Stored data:
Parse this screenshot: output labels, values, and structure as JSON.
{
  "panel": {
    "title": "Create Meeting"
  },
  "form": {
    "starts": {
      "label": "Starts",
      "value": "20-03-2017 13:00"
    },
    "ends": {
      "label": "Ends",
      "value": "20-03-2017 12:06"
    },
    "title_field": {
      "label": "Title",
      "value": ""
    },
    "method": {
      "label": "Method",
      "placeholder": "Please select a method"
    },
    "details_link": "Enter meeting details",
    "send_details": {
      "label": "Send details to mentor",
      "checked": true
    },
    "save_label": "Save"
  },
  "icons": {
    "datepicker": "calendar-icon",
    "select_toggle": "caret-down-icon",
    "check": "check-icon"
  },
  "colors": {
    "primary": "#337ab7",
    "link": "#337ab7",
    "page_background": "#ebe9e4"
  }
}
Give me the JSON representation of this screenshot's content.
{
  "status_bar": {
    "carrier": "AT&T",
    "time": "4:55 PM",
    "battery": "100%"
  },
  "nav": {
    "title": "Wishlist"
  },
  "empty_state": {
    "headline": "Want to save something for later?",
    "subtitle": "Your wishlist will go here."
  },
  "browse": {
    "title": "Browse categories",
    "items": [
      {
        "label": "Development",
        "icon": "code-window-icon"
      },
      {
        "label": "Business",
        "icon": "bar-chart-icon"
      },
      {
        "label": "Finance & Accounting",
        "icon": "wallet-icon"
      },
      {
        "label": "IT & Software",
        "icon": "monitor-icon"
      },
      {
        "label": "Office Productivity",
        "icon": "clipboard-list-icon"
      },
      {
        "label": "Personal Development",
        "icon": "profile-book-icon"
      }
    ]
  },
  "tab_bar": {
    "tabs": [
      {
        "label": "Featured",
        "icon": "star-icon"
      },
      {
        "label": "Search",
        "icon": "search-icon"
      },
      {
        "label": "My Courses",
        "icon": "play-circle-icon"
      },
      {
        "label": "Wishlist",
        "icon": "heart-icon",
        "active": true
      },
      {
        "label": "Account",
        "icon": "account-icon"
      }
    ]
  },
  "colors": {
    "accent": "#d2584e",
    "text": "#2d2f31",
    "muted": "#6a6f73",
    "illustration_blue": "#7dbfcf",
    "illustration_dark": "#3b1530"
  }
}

EXERCISE:
The records above are to be repeated exactly, in their entirety.

WRITTEN ANSWER:
Parse this screenshot: output labels, values, and structure as JSON.
{
  "panel": {
    "title": "Create Meeting"
  },
  "form": {
    "starts": {
      "label": "Starts",
      "value": "20-03-2017 13:00"
    },
    "ends": {
      "label": "Ends",
      "value": "20-03-2017 12:06"
    },
    "title_field": {
      "label": "Title",
      "value": ""
    },
    "method": {
      "label": "Method",
      "placeholder": "Please select a method"
    },
    "details_link": "Enter meeting details",
    "send_details": {
      "label": "Send details to mentor",
      "checked": true
    },
    "save_label": "Save"
  },
  "icons": {
    "datepicker": "calendar-icon",
    "select_toggle": "caret-down-icon",
    "check": "check-icon"
  },
  "colors": {
    "primary": "#337ab7",
    "link": "#337ab7",
    "page_background": "#ebe9e4"
  }
}
Give me the JSON representation of this screenshot's content.
{
  "status_bar": {
    "carrier": "AT&T",
    "time": "4:55 PM",
    "battery": "100%"
  },
  "nav": {
    "title": "Wishlist"
  },
  "empty_state": {
    "headline": "Want to save something for later?",
    "subtitle": "Your wishlist will go here."
  },
  "browse": {
    "title": "Browse categories",
    "items": [
      {
        "label": "Development",
        "icon": "code-window-icon"
      },
      {
        "label": "Business",
        "icon": "bar-chart-icon"
      },
      {
        "label": "Finance & Accounting",
        "icon": "wallet-icon"
      },
      {
        "label": "IT & Software",
        "icon": "monitor-icon"
      },
      {
        "label": "Office Productivity",
        "icon": "clipboard-list-icon"
      },
      {
        "label": "Personal Development",
        "icon": "profile-book-icon"
      }
    ]
  },
  "tab_bar": {
    "tabs": [
      {
        "label": "Featured",
        "icon": "star-icon"
      },
      {
        "label": "Search",
        "icon": "search-icon"
      },
      {
        "label": "My Courses",
        "icon": "play-circle-icon"
      },
      {
        "label": "Wishlist",
        "icon": "heart-icon",
        "active": true
      },
      {
        "label": "Account",
        "icon": "account-icon"
      }
    ]
  },
  "colors": {
    "accent": "#d2584e",
    "text": "#2d2f31",
    "muted": "#6a6f73",
    "illustration_blue": "#7dbfcf",
    "illustration_dark": "#3b1530"
  }
}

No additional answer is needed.